EXERCISE PASSAGE section start

Of the 76 households, 30.3% of which had children under the age of 18 living with them, 47.4% were married couples living together, 14.5% were cohabitating couples, 26.3% had a female householder with no spouse or partner present and 11.8% had a male householder with no spouse or partner present. 30.3% of all households were non-families. 21.1% of all households were made up of individuals, 7.9% had someone living alone who was 65 years old or older.

The median age in the city was 41.5 years. 22.8% of the residents were under the age of 20; 8.2% were between the ages of 20 and 24; 25.0% were from 25 and 44; 23.9% were from 45 and 64; and 20.1% were 65 years of age or older. The gender makeup of the city was 50.5% male and 49.5% female.

===2010 census===
As of the census of 2010, there were 196 people, 74 households, and 51 families living in the city. The population density was 301.5 PD/sqmi. There were 90 housing units at an average density of 138.5 /sqmi. The racial makeup of the city was 96.4% White, 0.5% Asian, 2.6% from other races, and 0.5% from two or more races. Hispanic or Latino of any race were 2.6% of the population.

EXERCISE PASSAGE section end

BRIEF 1:
Answer these from the census passage:
(a) What was the median age in the city?
(b) How many housing units did the 2010 census count?
(c) What percentage of the 76 households were married couples living together?
BRIEF 2: List each category in the 2010 racial makeup of the city given in the census passage, with its percentage.
BRIEF 3: Continue the census passage from its last sentence.

EXERCISE DATA section start

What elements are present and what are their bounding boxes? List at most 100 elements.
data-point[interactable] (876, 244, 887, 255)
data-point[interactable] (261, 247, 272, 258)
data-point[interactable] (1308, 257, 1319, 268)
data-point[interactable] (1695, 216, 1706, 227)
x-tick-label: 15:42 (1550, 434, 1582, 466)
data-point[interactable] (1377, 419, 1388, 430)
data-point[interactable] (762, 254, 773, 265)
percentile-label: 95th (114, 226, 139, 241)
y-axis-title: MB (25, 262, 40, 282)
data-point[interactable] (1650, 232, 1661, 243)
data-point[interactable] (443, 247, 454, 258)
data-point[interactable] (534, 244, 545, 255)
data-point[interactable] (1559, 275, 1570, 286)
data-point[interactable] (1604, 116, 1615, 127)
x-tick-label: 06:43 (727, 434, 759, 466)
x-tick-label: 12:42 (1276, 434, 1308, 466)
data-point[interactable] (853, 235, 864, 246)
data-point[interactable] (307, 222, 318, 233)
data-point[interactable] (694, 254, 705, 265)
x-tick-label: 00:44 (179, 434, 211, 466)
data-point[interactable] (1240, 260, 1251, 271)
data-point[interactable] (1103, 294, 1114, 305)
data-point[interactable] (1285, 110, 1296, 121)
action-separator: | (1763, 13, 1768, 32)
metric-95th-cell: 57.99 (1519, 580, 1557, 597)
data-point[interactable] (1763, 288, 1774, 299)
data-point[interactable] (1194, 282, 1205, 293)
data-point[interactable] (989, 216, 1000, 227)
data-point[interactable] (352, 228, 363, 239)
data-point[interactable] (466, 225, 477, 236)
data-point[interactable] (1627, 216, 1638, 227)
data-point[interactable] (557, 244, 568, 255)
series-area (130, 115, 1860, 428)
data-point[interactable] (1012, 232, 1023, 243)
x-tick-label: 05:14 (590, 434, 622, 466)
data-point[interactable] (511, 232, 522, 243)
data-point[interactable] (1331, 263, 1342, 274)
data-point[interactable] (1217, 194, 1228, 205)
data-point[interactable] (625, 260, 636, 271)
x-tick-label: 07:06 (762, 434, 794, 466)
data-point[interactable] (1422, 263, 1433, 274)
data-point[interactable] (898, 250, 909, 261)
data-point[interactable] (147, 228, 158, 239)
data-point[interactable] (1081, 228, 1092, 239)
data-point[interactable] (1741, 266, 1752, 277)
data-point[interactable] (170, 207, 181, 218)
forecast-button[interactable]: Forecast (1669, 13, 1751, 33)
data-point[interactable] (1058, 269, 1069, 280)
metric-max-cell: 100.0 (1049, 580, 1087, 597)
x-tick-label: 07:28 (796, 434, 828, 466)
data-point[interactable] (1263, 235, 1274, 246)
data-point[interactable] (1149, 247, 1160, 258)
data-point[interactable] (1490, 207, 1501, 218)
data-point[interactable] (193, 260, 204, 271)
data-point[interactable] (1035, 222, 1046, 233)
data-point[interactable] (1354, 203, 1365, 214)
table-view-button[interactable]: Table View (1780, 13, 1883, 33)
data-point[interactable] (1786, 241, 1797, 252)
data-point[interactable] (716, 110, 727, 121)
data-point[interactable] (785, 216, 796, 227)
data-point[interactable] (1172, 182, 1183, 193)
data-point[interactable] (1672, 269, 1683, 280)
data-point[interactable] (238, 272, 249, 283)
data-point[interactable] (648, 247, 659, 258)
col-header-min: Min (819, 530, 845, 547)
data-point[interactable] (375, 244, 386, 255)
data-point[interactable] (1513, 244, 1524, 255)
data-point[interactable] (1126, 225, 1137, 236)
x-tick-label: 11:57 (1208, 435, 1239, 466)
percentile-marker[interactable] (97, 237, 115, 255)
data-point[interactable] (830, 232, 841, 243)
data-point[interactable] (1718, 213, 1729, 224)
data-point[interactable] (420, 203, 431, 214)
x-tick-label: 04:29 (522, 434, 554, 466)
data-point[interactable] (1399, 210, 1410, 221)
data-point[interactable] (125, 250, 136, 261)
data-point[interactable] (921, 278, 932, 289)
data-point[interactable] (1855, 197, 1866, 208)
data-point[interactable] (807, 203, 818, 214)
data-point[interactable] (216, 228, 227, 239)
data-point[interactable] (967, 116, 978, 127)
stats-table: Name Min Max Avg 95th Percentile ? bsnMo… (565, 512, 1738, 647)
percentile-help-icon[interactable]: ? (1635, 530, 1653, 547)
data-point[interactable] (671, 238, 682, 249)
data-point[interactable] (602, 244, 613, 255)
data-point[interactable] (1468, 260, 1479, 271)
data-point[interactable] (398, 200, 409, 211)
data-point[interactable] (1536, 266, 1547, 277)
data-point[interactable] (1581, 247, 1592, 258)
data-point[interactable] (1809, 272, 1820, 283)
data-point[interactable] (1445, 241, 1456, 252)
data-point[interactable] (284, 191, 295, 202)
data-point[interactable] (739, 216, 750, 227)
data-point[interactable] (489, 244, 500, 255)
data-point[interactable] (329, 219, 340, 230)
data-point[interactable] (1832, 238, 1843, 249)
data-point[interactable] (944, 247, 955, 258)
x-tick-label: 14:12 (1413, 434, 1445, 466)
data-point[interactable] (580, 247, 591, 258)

EXERCISE DATA section end

TASK RESPONSE 1:
(a) 41.5 years
(b) 90
(c) 47.4%

TASK RESPONSE 2:
White: 96.4%
Asian: 0.5%
Other races: 2.6%
Two or more races: 0.5%

TASK RESPONSE 3:
There were 74 households, of which 31.1% had children under the age of 18 living with them, 59.5% were married couples living together, 6.8% had a female householder with no husband present, 2.7% had a male householder with no wife present, and 31.1% were non-families. 27.0% of all households were made up of individuals, and 16.3% had someone living alone who was 65 years of age or older. The average household size was 2.65 and the average family size was 3.25.

The median age in the city was 38.5 years. 24.5% of residents were under the age of 18; 7.6% were between the ages of 18 and 24; 23% were from 25 to 44; 27.5% were from 45 to 64; and 17.3% were 65 years of age or older. The gender makeup of the city was 53.1% male and 46.9% female.

===2000 census===
As of the census of 2000, there were 245 people, 87 households, and 64 families living in the city. The population density was 373.6 PD/sqmi. There were 94 housing units at an average density of 143.3 /sqmi. The racial makeup of the city was 96.33% White, 0.82% Native American, 2.45% from other races, and 0.41% from two or more races. Hispanic or Latino of any race were 4.49% of the population.

There were 87 households, out of which 43.7% had children under the age of 18 living with them, 56.3% were married couples living together, 11.5% had a female householder with no husband present, and 26.4% were non-families. 21.8% of all households were made up of individuals, and 9.2% had someone living alone who was 65 years of age or older. The average household size was 2.82 and the average family size was 3.33.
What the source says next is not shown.